__Your objective__
Pull out every line below that contains the word "hint".

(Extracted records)

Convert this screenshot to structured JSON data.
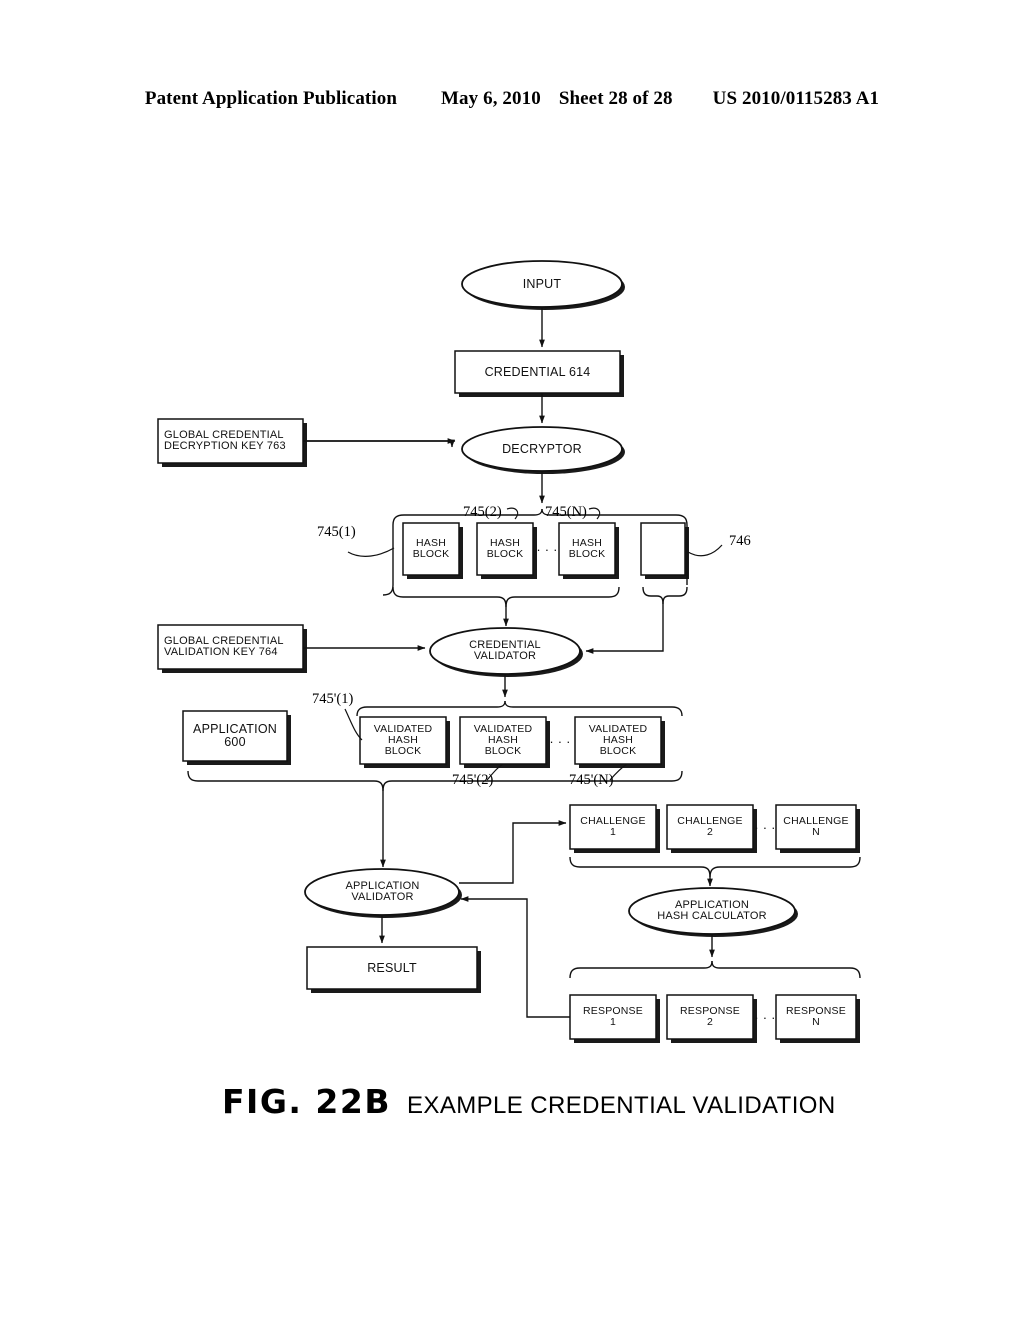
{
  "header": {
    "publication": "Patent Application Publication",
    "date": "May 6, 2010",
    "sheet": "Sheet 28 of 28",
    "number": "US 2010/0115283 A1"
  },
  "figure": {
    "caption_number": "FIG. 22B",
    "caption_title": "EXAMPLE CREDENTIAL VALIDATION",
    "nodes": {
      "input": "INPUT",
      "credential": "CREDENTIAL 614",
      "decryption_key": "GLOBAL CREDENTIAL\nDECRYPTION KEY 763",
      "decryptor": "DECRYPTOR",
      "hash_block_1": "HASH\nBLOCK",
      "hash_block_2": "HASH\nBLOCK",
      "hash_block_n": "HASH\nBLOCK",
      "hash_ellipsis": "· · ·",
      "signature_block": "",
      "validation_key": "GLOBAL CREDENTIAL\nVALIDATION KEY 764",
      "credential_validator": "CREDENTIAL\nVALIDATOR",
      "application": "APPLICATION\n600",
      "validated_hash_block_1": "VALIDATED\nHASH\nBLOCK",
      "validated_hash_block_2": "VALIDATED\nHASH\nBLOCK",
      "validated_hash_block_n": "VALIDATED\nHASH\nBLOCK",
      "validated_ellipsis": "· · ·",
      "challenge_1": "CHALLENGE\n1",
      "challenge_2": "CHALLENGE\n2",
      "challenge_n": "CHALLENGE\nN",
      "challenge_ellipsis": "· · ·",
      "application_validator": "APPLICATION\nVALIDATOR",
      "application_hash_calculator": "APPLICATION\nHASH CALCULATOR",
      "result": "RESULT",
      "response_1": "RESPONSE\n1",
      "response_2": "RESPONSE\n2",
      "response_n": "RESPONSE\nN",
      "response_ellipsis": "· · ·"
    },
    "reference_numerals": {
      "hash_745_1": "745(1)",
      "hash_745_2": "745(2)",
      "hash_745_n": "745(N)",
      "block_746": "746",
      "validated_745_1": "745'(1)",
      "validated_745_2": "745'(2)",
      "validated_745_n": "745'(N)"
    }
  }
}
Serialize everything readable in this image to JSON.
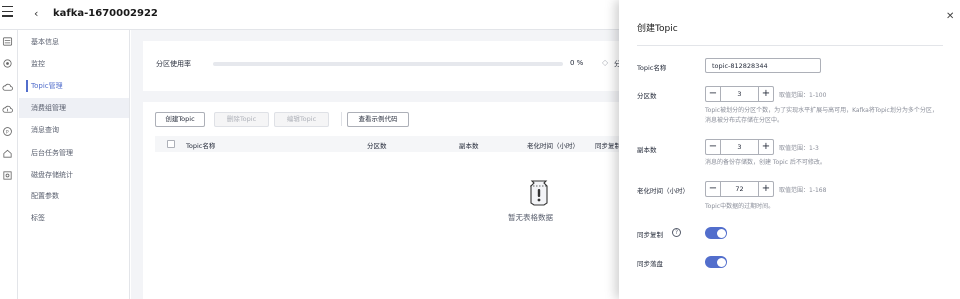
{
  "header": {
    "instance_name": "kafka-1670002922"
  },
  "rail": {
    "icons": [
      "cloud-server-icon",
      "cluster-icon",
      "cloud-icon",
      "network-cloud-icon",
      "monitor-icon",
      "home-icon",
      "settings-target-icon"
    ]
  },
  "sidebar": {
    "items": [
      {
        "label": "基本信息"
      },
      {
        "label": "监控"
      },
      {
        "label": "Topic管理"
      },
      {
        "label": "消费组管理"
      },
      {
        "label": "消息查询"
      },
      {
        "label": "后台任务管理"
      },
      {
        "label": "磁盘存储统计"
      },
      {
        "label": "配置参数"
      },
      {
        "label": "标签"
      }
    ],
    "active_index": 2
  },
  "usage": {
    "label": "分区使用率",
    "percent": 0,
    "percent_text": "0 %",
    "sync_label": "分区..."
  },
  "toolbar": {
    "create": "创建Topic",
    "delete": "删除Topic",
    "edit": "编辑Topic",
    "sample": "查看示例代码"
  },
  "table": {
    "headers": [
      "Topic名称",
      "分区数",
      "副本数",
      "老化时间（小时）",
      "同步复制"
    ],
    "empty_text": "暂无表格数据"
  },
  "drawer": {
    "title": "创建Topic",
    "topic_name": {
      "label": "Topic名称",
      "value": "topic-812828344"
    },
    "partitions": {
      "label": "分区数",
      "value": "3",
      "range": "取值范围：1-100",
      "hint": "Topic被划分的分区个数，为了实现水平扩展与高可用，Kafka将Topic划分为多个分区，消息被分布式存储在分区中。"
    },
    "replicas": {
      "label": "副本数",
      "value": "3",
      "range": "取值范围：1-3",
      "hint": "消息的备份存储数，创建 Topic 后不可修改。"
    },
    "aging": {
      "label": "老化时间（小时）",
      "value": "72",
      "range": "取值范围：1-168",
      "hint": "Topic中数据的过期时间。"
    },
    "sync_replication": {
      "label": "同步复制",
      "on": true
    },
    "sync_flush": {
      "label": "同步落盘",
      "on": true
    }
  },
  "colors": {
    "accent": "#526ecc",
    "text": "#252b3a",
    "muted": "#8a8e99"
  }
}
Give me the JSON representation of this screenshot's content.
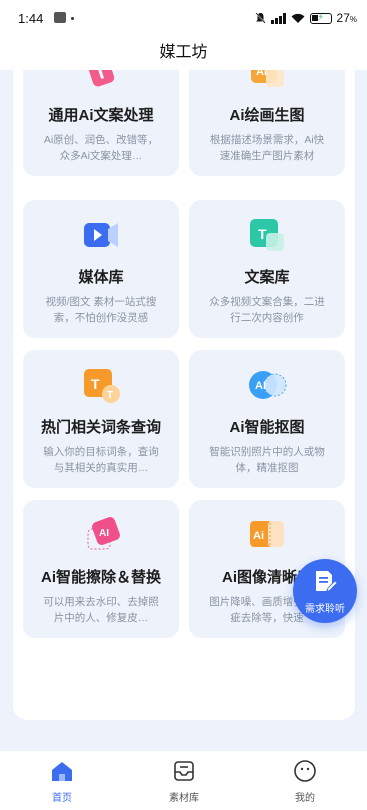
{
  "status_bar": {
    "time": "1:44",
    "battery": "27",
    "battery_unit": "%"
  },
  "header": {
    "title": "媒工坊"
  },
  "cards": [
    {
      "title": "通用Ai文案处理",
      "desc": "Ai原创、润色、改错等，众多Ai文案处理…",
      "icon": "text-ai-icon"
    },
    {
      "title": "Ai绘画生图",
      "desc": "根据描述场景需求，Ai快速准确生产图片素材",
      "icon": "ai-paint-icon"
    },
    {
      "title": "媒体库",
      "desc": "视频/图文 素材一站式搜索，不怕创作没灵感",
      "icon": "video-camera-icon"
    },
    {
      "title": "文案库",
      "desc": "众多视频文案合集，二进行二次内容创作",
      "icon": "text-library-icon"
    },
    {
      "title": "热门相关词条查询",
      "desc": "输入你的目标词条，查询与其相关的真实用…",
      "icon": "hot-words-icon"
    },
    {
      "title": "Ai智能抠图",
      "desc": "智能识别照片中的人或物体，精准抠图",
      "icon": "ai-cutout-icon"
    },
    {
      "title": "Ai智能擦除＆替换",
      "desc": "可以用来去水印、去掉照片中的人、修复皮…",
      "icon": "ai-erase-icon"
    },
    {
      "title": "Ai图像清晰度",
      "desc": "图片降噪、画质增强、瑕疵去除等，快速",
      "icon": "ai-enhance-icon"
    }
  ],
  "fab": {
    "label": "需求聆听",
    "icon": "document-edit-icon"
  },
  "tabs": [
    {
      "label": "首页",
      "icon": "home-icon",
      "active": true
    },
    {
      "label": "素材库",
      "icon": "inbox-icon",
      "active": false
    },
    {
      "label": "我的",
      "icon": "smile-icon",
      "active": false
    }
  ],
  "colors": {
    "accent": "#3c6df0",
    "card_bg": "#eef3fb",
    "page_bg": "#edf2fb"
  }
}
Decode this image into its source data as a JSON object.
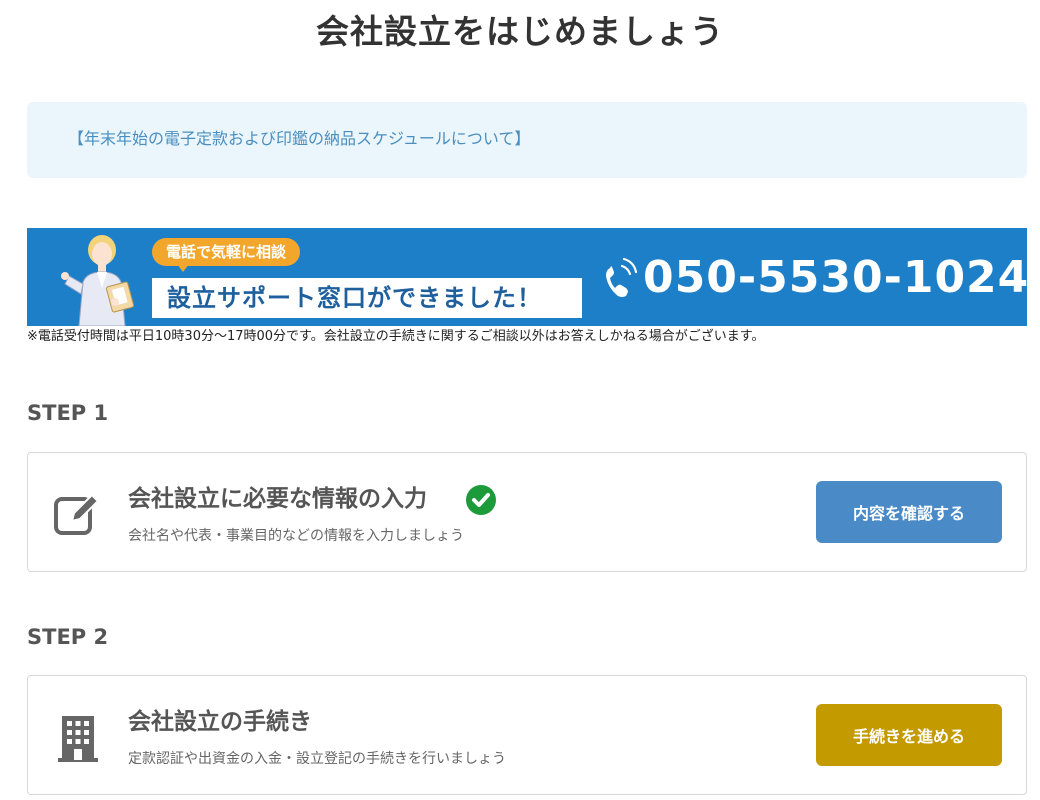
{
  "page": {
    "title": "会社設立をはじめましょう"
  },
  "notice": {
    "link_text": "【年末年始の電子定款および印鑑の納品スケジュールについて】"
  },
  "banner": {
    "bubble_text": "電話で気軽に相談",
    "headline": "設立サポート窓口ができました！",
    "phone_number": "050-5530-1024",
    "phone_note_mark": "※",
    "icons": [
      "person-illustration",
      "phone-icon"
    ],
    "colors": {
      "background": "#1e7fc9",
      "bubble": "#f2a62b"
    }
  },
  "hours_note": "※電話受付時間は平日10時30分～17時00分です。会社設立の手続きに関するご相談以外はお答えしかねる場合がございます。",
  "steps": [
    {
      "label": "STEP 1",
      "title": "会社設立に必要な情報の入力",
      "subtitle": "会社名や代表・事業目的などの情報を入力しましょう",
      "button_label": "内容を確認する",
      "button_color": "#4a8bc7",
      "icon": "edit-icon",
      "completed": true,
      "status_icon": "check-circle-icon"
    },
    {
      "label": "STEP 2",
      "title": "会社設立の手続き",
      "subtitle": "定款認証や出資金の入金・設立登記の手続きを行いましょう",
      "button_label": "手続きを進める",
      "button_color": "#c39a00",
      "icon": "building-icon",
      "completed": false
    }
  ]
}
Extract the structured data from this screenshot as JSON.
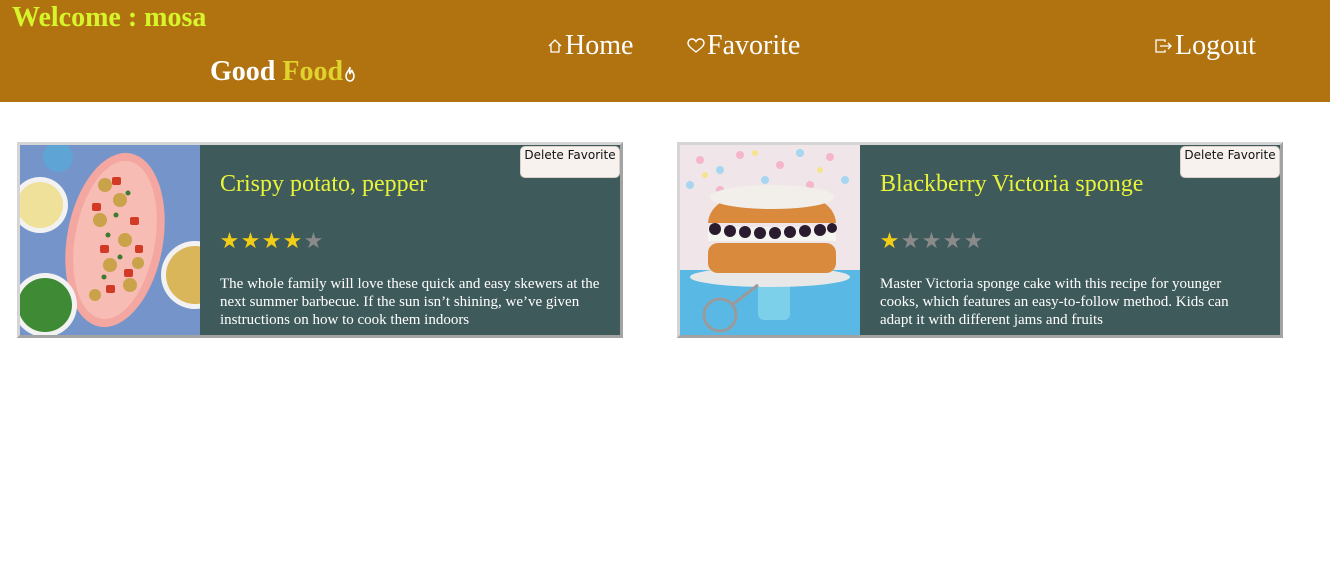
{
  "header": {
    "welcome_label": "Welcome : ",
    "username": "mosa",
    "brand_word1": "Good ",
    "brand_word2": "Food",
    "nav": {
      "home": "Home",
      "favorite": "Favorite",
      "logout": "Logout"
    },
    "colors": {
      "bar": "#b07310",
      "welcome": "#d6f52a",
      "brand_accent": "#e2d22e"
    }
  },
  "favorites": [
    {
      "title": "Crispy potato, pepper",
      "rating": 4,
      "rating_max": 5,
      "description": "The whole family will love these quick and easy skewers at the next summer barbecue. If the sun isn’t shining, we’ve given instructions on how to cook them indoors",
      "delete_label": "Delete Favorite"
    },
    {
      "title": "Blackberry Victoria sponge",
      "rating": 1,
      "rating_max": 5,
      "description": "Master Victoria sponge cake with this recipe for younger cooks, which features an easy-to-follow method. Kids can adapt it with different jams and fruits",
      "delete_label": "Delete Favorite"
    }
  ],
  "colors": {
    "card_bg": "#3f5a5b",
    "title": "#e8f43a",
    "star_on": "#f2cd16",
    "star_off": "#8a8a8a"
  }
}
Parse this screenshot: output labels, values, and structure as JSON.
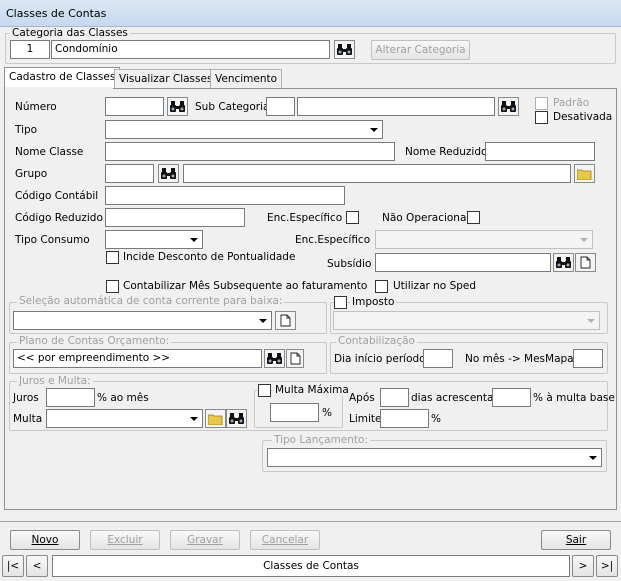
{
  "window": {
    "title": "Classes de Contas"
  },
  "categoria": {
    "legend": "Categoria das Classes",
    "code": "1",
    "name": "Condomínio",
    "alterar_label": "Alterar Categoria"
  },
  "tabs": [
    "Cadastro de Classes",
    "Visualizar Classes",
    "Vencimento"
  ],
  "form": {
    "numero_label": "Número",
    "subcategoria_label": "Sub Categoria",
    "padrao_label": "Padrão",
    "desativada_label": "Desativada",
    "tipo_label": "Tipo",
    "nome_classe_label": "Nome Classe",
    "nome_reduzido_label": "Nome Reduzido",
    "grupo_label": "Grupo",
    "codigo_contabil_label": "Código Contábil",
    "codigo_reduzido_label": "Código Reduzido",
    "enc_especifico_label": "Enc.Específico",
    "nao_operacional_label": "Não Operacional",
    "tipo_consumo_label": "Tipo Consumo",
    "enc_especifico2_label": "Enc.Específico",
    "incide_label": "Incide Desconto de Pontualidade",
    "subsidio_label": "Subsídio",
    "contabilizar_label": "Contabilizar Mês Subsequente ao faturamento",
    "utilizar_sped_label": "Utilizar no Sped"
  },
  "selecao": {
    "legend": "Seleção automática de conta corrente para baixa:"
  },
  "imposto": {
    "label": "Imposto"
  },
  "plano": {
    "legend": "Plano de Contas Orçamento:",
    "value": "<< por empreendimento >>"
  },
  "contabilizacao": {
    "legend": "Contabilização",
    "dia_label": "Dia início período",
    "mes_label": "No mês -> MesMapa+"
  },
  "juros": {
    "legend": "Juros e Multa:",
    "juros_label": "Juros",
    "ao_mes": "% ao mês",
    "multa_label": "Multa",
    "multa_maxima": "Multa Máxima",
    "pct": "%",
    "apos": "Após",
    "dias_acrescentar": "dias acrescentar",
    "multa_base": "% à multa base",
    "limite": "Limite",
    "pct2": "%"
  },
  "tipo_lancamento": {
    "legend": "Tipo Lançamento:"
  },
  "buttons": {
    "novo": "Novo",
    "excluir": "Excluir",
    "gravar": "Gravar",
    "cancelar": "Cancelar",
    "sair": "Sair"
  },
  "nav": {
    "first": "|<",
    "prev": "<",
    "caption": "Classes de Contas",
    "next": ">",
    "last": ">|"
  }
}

__Completed task__
      "hint": "Topic被划分的分区个数，为了实现水平扩展与高可用，Kafka将Topic划分为多个分区，消息被分布式存储在分区中。"
      "hint": "消息的备份存储数，创建 Topic 后不可修改。"
      "hint": "Topic中数据的过期时间。"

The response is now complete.